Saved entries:
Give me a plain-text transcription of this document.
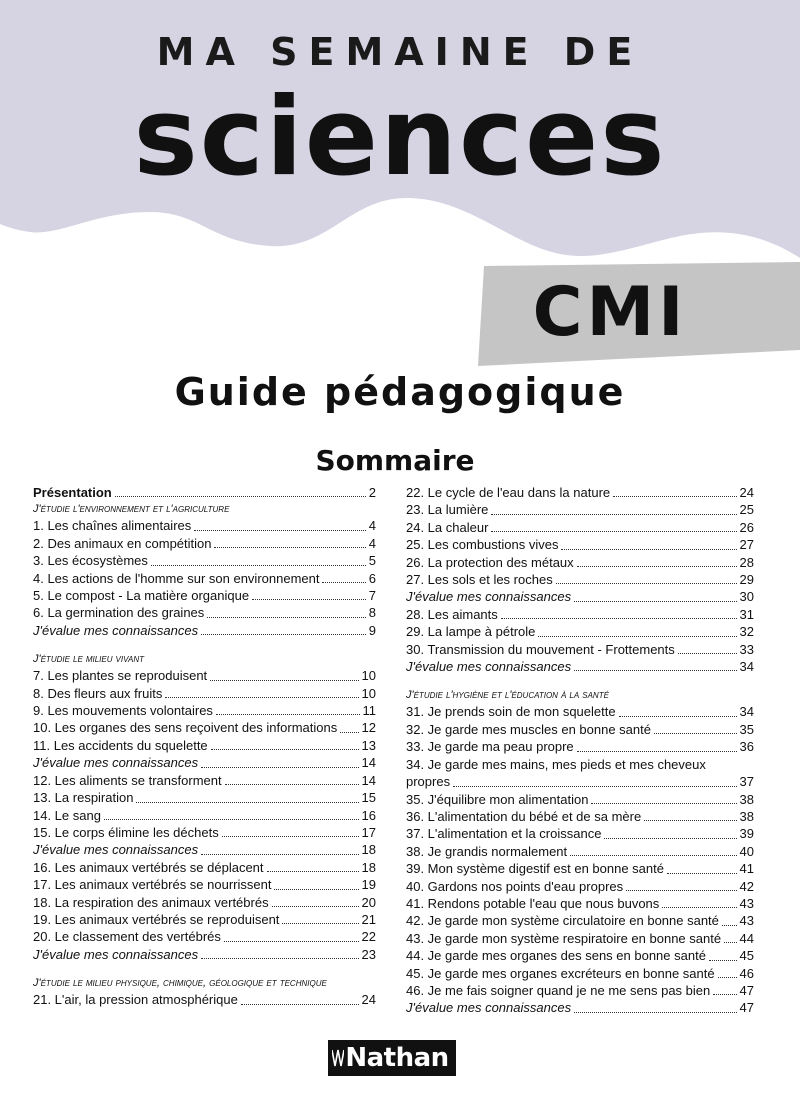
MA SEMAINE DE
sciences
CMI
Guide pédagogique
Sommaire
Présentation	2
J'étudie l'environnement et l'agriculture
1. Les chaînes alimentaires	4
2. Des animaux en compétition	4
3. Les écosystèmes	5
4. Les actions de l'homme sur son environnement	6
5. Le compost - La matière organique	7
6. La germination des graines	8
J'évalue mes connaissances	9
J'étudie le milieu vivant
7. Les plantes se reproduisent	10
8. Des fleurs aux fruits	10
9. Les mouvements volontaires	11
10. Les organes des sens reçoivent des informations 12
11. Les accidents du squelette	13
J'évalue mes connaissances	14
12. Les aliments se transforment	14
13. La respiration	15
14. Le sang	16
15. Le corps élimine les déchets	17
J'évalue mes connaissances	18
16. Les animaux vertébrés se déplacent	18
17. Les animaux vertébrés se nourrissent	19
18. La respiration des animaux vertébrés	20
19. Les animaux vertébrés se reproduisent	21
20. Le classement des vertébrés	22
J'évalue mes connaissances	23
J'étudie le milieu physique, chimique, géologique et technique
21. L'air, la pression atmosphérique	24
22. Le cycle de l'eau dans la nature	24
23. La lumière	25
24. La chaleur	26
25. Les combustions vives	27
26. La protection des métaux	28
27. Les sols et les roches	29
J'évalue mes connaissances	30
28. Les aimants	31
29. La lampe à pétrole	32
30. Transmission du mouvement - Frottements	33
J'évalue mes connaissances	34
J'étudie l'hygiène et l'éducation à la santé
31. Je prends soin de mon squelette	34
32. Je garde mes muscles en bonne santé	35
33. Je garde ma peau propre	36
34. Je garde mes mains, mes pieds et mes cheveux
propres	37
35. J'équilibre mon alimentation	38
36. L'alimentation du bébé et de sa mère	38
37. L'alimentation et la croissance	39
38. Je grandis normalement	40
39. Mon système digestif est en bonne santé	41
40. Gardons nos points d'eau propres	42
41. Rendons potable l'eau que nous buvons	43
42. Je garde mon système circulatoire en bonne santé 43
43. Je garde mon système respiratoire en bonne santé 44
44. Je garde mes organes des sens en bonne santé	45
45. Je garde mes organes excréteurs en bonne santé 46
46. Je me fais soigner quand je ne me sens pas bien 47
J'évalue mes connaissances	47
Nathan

---

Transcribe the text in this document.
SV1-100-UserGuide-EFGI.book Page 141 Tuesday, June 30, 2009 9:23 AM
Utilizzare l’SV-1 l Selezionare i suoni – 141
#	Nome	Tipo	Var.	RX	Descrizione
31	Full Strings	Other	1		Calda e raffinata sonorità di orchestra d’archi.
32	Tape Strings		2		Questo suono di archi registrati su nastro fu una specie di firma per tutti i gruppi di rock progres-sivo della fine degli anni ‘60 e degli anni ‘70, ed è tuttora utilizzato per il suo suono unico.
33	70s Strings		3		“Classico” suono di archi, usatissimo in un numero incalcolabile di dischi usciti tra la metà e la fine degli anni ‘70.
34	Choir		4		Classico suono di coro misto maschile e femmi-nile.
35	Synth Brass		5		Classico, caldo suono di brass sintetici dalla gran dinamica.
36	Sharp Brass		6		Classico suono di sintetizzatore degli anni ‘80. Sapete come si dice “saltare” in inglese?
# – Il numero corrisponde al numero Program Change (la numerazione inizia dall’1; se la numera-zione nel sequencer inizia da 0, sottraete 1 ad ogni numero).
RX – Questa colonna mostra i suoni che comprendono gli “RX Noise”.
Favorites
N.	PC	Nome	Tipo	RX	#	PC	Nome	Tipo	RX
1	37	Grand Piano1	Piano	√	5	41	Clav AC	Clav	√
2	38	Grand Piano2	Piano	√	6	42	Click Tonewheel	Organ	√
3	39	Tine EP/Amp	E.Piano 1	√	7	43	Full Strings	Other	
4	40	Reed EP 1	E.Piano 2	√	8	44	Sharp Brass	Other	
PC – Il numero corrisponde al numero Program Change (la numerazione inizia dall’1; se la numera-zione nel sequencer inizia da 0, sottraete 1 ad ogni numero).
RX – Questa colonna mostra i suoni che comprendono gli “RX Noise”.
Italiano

* * *

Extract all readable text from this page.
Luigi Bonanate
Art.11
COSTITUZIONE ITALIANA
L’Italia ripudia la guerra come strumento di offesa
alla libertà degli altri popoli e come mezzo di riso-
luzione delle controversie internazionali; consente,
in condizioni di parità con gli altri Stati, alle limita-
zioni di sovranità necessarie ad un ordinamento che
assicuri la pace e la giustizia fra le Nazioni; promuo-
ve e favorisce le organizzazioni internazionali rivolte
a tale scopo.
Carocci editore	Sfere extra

STATED GOAL:
Return a copy of every line that includes the word "this".

FULL RESPONSE:
Give me a plain-text transcription of this document.
Transcribe the text in this document.
Extract all readable text from this page.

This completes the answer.